* Required work
Your job is to restate each entry word for word.

* Extracted entries
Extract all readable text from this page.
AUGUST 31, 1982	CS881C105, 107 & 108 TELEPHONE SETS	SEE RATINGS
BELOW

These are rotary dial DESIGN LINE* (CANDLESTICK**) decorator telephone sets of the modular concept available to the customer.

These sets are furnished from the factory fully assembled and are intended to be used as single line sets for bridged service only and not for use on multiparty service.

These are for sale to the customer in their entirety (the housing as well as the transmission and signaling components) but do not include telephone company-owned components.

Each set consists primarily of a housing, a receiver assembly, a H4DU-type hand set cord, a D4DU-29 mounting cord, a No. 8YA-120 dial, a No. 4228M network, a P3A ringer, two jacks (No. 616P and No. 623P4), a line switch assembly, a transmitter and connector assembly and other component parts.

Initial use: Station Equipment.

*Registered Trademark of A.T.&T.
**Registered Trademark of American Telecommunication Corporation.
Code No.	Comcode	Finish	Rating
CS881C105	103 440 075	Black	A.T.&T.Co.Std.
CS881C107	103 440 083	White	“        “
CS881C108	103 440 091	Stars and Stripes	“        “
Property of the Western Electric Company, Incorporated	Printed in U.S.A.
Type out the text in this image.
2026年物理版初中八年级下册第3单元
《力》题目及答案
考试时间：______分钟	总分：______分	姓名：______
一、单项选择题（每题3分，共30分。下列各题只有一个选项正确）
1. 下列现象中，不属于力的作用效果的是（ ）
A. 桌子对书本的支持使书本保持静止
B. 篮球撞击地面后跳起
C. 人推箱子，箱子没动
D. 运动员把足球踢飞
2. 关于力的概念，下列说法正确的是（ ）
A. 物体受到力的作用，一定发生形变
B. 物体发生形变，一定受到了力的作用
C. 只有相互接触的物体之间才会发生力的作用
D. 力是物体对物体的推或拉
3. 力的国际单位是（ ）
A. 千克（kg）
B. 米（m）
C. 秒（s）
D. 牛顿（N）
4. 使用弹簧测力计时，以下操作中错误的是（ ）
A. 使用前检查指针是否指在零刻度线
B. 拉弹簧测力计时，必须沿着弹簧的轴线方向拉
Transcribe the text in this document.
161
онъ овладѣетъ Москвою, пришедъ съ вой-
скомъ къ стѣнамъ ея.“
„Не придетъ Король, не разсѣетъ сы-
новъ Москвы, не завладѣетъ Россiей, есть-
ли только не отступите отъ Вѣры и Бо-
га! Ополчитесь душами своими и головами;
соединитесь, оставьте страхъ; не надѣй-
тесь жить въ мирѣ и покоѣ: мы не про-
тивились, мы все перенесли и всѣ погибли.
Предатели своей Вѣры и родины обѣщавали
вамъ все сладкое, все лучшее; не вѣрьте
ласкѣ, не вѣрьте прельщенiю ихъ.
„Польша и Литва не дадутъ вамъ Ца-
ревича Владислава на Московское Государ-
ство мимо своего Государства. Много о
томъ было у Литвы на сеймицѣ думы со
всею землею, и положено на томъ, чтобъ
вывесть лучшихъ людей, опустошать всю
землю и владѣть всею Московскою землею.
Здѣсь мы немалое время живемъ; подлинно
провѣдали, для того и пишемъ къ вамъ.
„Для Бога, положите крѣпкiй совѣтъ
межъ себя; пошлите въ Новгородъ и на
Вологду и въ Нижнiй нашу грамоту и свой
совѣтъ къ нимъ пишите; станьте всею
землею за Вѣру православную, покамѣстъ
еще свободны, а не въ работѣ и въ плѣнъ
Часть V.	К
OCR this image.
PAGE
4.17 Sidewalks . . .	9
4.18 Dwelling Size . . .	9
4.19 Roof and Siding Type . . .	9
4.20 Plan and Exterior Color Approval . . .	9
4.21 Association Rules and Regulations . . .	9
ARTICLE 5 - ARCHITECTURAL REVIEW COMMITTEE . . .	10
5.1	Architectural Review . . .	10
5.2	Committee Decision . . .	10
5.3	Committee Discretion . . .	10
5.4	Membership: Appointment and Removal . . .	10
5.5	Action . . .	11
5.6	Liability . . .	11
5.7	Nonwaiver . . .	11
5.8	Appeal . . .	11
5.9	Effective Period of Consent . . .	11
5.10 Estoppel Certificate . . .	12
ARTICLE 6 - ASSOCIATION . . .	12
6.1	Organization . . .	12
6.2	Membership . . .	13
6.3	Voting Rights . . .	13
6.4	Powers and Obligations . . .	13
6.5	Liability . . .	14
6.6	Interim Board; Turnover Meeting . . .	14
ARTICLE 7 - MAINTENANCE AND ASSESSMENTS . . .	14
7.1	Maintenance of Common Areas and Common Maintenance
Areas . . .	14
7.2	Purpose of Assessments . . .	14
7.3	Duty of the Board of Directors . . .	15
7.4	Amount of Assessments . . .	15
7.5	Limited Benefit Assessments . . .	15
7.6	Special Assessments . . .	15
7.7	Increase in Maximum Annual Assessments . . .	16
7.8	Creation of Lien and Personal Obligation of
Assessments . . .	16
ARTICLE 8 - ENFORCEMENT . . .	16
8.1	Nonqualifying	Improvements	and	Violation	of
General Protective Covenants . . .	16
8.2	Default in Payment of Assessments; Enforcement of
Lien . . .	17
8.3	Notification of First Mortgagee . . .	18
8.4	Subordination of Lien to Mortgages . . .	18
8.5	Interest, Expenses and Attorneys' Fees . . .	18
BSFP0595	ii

* Exercise output
Extract all readable text from this page.
AUGUST 31, 1982	CS881C105, 107 & 108 TELEPHONE SETS	SEE RATINGS
BELOW

These are rotary dial DESIGN LINE* (CANDLESTICK**) decorator telephone sets of the modular concept available to the customer.

These sets are furnished from the factory fully assembled and are intended to be used as single line sets for bridged service only and not for use on multiparty service.

These are for sale to the customer in their entirety (the housing as well as the transmission and signaling components) but do not include telephone company-owned components.

Each set consists primarily of a housing, a receiver assembly, a H4DU-type hand set cord, a D4DU-29 mounting cord, a No. 8YA-120 dial, a No. 4228M network, a P3A ringer, two jacks (No. 616P and No. 623P4), a line switch assembly, a transmitter and connector assembly and other component parts.

Initial use: Station Equipment.

*Registered Trademark of A.T.&T.
**Registered Trademark of American Telecommunication Corporation.
Code No.	Comcode	Finish	Rating
CS881C105	103 440 075	Black	A.T.&T.Co.Std.
CS881C107	103 440 083	White	“        “
CS881C108	103 440 091	Stars and Stripes	“        “
Property of the Western Electric Company, Incorporated	Printed in U.S.A.
Type out the text in this image.
2026年物理版初中八年级下册第3单元
《力》题目及答案
考试时间：______分钟	总分：______分	姓名：______
一、单项选择题（每题3分，共30分。下列各题只有一个选项正确）
1. 下列现象中，不属于力的作用效果的是（ ）
A. 桌子对书本的支持使书本保持静止
B. 篮球撞击地面后跳起
C. 人推箱子，箱子没动
D. 运动员把足球踢飞
2. 关于力的概念，下列说法正确的是（ ）
A. 物体受到力的作用，一定发生形变
B. 物体发生形变，一定受到了力的作用
C. 只有相互接触的物体之间才会发生力的作用
D. 力是物体对物体的推或拉
3. 力的国际单位是（ ）
A. 千克（kg）
B. 米（m）
C. 秒（s）
D. 牛顿（N）
4. 使用弹簧测力计时，以下操作中错误的是（ ）
A. 使用前检查指针是否指在零刻度线
B. 拉弹簧测力计时，必须沿着弹簧的轴线方向拉
Transcribe the text in this document.
161
онъ овладѣетъ Москвою, пришедъ съ вой-
скомъ къ стѣнамъ ея.“
„Не придетъ Король, не разсѣетъ сы-
новъ Москвы, не завладѣетъ Россiей, есть-
ли только не отступите отъ Вѣры и Бо-
га! Ополчитесь душами своими и головами;
соединитесь, оставьте страхъ; не надѣй-
тесь жить въ мирѣ и покоѣ: мы не про-
тивились, мы все перенесли и всѣ погибли.
Предатели своей Вѣры и родины обѣщавали
вамъ все сладкое, все лучшее; не вѣрьте
ласкѣ, не вѣрьте прельщенiю ихъ.
„Польша и Литва не дадутъ вамъ Ца-
ревича Владислава на Московское Государ-
ство мимо своего Государства. Много о
томъ было у Литвы на сеймицѣ думы со
всею землею, и положено на томъ, чтобъ
вывесть лучшихъ людей, опустошать всю
землю и владѣть всею Московскою землею.
Здѣсь мы немалое время живемъ; подлинно
провѣдали, для того и пишемъ къ вамъ.
„Для Бога, положите крѣпкiй совѣтъ
межъ себя; пошлите въ Новгородъ и на
Вологду и въ Нижнiй нашу грамоту и свой
совѣтъ къ нимъ пишите; станьте всею
землею за Вѣру православную, покамѣстъ
еще свободны, а не въ работѣ и въ плѣнъ
Часть V.	К
OCR this image.
PAGE
4.17 Sidewalks . . .	9
4.18 Dwelling Size . . .	9
4.19 Roof and Siding Type . . .	9
4.20 Plan and Exterior Color Approval . . .	9
4.21 Association Rules and Regulations . . .	9
ARTICLE 5 - ARCHITECTURAL REVIEW COMMITTEE . . .	10
5.1	Architectural Review . . .	10
5.2	Committee Decision . . .	10
5.3	Committee Discretion . . .	10
5.4	Membership: Appointment and Removal . . .	10
5.5	Action . . .	11
5.6	Liability . . .	11
5.7	Nonwaiver . . .	11
5.8	Appeal . . .	11
5.9	Effective Period of Consent . . .	11
5.10 Estoppel Certificate . . .	12
ARTICLE 6 - ASSOCIATION . . .	12
6.1	Organization . . .	12
6.2	Membership . . .	13
6.3	Voting Rights . . .	13
6.4	Powers and Obligations . . .	13
6.5	Liability . . .	14
6.6	Interim Board; Turnover Meeting . . .	14
ARTICLE 7 - MAINTENANCE AND ASSESSMENTS . . .	14
7.1	Maintenance of Common Areas and Common Maintenance
Areas . . .	14
7.2	Purpose of Assessments . . .	14
7.3	Duty of the Board of Directors . . .	15
7.4	Amount of Assessments . . .	15
7.5	Limited Benefit Assessments . . .	15
7.6	Special Assessments . . .	15
7.7	Increase in Maximum Annual Assessments . . .	16
7.8	Creation of Lien and Personal Obligation of
Assessments . . .	16
ARTICLE 8 - ENFORCEMENT . . .	16
8.1	Nonqualifying	Improvements	and	Violation	of
General Protective Covenants . . .	16
8.2	Default in Payment of Assessments; Enforcement of
Lien . . .	17
8.3	Notification of First Mortgagee . . .	18
8.4	Subordination of Lien to Mortgages . . .	18
8.5	Interest, Expenses and Attorneys' Fees . . .	18
BSFP0595	ii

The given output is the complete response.